→ MATERIAL FOR THIS EXERCISE
======

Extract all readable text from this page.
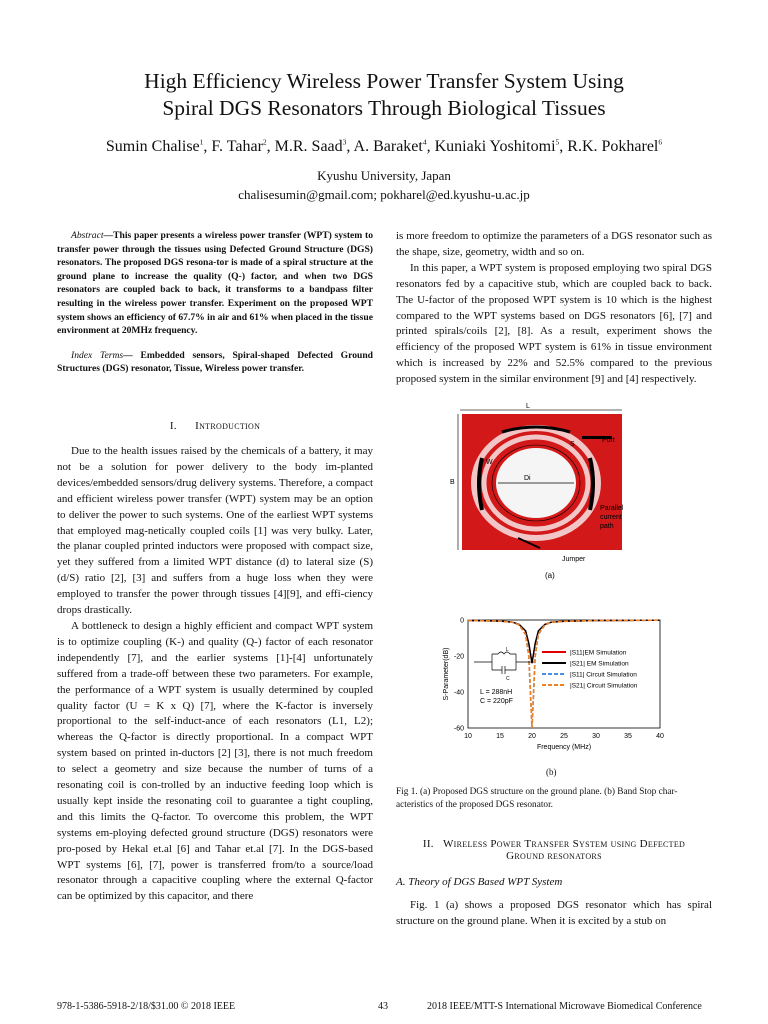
High Efficiency Wireless Power Transfer System Using
Spiral DGS Resonators Through Biological Tissues
Sumin Chalise$^1$, F. Tahar$^2$, M.R. Saad$^3$, A. Baraket$^4$, Kuniaki Yoshitomi$^5$, R.K. Pokharel$^6$
Kyushu University, Japan
chalisesumin@gmail.com; pokharel@ed.kyushu-u.ac.jp

Abstract—This paper presents a wireless power transfer (WPT) system to transfer power through the tissues using Defected Ground Structure (DGS) resonators. The proposed DGS resona-tor is made of a spiral structure at the ground plane to increase the quality (Q-) factor, and when two DGS resonators are coupled back to back, it transforms to a bandpass filter resulting in the wireless power transfer. Experiment on the proposed WPT system shows an efficiency of 67.7% in air and 61% when placed in the tissue environment at 20MHz frequency.

Index Terms— Embedded sensors, Spiral-shaped Defected Ground Structures (DGS) resonator, Tissue, Wireless power transfer.

I. Introduction

Due to the health issues raised by the chemicals of a battery, it may not be a solution for power delivery to the body im-planted devices/embedded sensors/drug delivery systems. Therefore, a compact and efficient wireless power transfer (WPT) system may be an option to deliver the power to such systems. One of the earliest WPT systems that employed mag-netically coupled coils [1] was very bulky. Later, the planar coupled printed inductors were proposed with compact size, yet they suffered from a limited WPT distance (d) to lateral size (S) (d/S) ratio [2], [3] and suffers from a huge loss when they were employed to transfer the power through tissues [4][9], and effi-ciency drops drastically.

A bottleneck to design a highly efficient and compact WPT system is to optimize coupling (K-) and quality (Q-) factor of each resonator independently [7], and the earlier systems [1]-[4] unfortunately suffered from a trade-off between these two parameters. For example, the performance of a WPT system is usually determined by coupled quality factor (U = K x Q) [7], where the K-factor is inversely proportional to the self-induct-ance of each resonators (L1, L2); whereas the Q-factor is directly proportional. In a compact WPT system based on printed in-ductors [2] [3], there is not much freedom to select a geometry and size because the number of turns of a resonating coil is con-trolled by an inductive feeding loop which is usually kept inside the resonating coil to guarantee a tight coupling, and this limits the Q-factor. To overcome this problem, the WPT systems em-ploying defected ground structure (DGS) resonators were pro-posed by Hekal et.al [6] and Tahar et.al [7]. In the DGS-based WPT systems [6], [7], power is transferred from/to a source/load resonator through a capacitive coupling where the external Q-factor can be optimized by this capacitor, and there

is more freedom to optimize the parameters of a DGS resonator such as the shape, size, geometry, width and so on.

In this paper, a WPT system is proposed employing two spiral DGS resonators fed by a capacitive stub, which are coupled back to back. The U-factor of the proposed WPT system is 10 which is the highest compared to the WPT systems based on DGS resonators [6], [7] and printed spirals/coils [2], [8]. As a result, experiment shows the efficiency of the proposed WPT system is 61% in tissue environment which is increased by 22% and 52.5% compared to the previous proposed system in the similar environment [9] and [4] respectively.

L
B
Di
S
W
Port
Jumper
Parallel
current
path
(a)
10	15	20	25	30	35	40
0
-20
-40
-60
Frequency (MHz)
S-Parameter(dB)	|S11|EM Simulation
|S21| EM Simulation
|S11| Circuit Simulation
|S21| Circuit Simulation
L
C
L = 288nH
C = 220pF
(b)
Fig 1. (a) Proposed DGS structure on the ground plane. (b) Band Stop char-acteristics of the proposed DGS resonator.
II. Wireless Power Transfer System using Defected
Ground resonators
A. Theory of DGS Based WPT System

Fig. 1 (a) shows a proposed DGS resonator which has spiral structure on the ground plane. When it is excited by a stub on

978-1-5386-5918-2/18/$31.00 © 2018 IEEE	43	2018 IEEE/MTT-S International Microwave Biomedical Conference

======

→ WRITTEN REQUEST
Leave the pictures out and reproduce each record exactly as written.

→ THE RESPONSE
Extract all readable text from this page.
High Efficiency Wireless Power Transfer System Using
Spiral DGS Resonators Through Biological Tissues
Sumin Chalise$^1$, F. Tahar$^2$, M.R. Saad$^3$, A. Baraket$^4$, Kuniaki Yoshitomi$^5$, R.K. Pokharel$^6$
Kyushu University, Japan
chalisesumin@gmail.com; pokharel@ed.kyushu-u.ac.jp

Abstract—This paper presents a wireless power transfer (WPT) system to transfer power through the tissues using Defected Ground Structure (DGS) resonators. The proposed DGS resona-tor is made of a spiral structure at the ground plane to increase the quality (Q-) factor, and when two DGS resonators are coupled back to back, it transforms to a bandpass filter resulting in the wireless power transfer. Experiment on the proposed WPT system shows an efficiency of 67.7% in air and 61% when placed in the tissue environment at 20MHz frequency.

Index Terms— Embedded sensors, Spiral-shaped Defected Ground Structures (DGS) resonator, Tissue, Wireless power transfer.

I. Introduction

Due to the health issues raised by the chemicals of a battery, it may not be a solution for power delivery to the body im-planted devices/embedded sensors/drug delivery systems. Therefore, a compact and efficient wireless power transfer (WPT) system may be an option to deliver the power to such systems. One of the earliest WPT systems that employed mag-netically coupled coils [1] was very bulky. Later, the planar coupled printed inductors were proposed with compact size, yet they suffered from a limited WPT distance (d) to lateral size (S) (d/S) ratio [2], [3] and suffers from a huge loss when they were employed to transfer the power through tissues [4][9], and effi-ciency drops drastically.

A bottleneck to design a highly efficient and compact WPT system is to optimize coupling (K-) and quality (Q-) factor of each resonator independently [7], and the earlier systems [1]-[4] unfortunately suffered from a trade-off between these two parameters. For example, the performance of a WPT system is usually determined by coupled quality factor (U = K x Q) [7], where the K-factor is inversely proportional to the self-induct-ance of each resonators (L1, L2); whereas the Q-factor is directly proportional. In a compact WPT system based on printed in-ductors [2] [3], there is not much freedom to select a geometry and size because the number of turns of a resonating coil is con-trolled by an inductive feeding loop which is usually kept inside the resonating coil to guarantee a tight coupling, and this limits the Q-factor. To overcome this problem, the WPT systems em-ploying defected ground structure (DGS) resonators were pro-posed by Hekal et.al [6] and Tahar et.al [7]. In the DGS-based WPT systems [6], [7], power is transferred from/to a source/load resonator through a capacitive coupling where the external Q-factor can be optimized by this capacitor, and there

is more freedom to optimize the parameters of a DGS resonator such as the shape, size, geometry, width and so on.

In this paper, a WPT system is proposed employing two spiral DGS resonators fed by a capacitive stub, which are coupled back to back. The U-factor of the proposed WPT system is 10 which is the highest compared to the WPT systems based on DGS resonators [6], [7] and printed spirals/coils [2], [8]. As a result, experiment shows the efficiency of the proposed WPT system is 61% in tissue environment which is increased by 22% and 52.5% compared to the previous proposed system in the similar environment [9] and [4] respectively.

L
B
Di
S
W
Port
Jumper
Parallel
current
path
(a)
10	15	20	25	30	35	40
0
-20
-40
-60
Frequency (MHz)
S-Parameter(dB)	|S11|EM Simulation
|S21| EM Simulation
|S11| Circuit Simulation
|S21| Circuit Simulation
L
C
L = 288nH
C = 220pF
(b)
Fig 1. (a) Proposed DGS structure on the ground plane. (b) Band Stop char-acteristics of the proposed DGS resonator.
II. Wireless Power Transfer System using Defected
Ground resonators
A. Theory of DGS Based WPT System

Fig. 1 (a) shows a proposed DGS resonator which has spiral structure on the ground plane. When it is excited by a stub on

978-1-5386-5918-2/18/$31.00 © 2018 IEEE	43	2018 IEEE/MTT-S International Microwave Biomedical Conference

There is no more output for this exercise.